TASK GOAL → Copy out every line that contains the word "efluente".

--- START ---

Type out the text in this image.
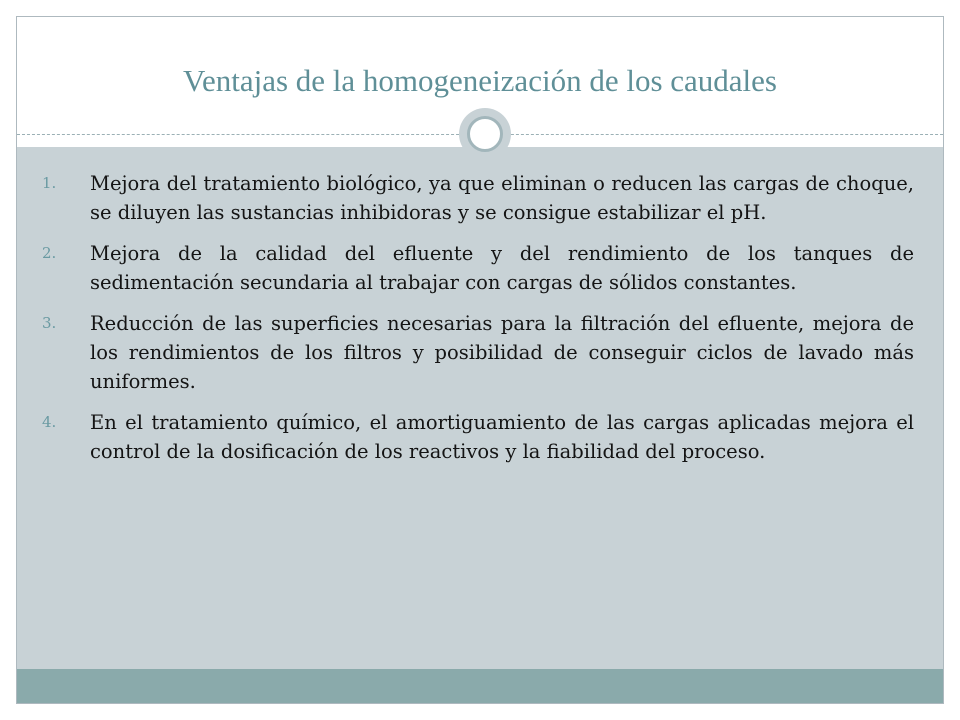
Ventajas de la homogeneización de los caudales
1. Mejora del tratamiento biológico, ya que eliminan o reducen las cargas de choque, se diluyen las sustancias inhibidoras y se consigue estabilizar el pH.
2. Mejora de la calidad del efluente y del rendimiento de los tanques de sedimentación secundaria al trabajar con cargas de sólidos constantes.
3. Reducción de las superficies necesarias para la filtración del efluente, mejora de los rendimientos de los filtros y posibilidad de conseguir ciclos de lavado más uniformes.
4. En el tratamiento químico, el amortiguamiento de las cargas aplicadas mejora el control de la dosificación de los reactivos y la fiabilidad del proceso.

--- END ---

TASK RESULT →
2. Mejora de la calidad del efluente y del rendimiento de los tanques de sedimentación secundaria al trabajar con cargas de sólidos constantes.
3. Reducción de las superficies necesarias para la filtración del efluente, mejora de los rendimientos de los filtros y posibilidad de conseguir ciclos de lavado más uniformes.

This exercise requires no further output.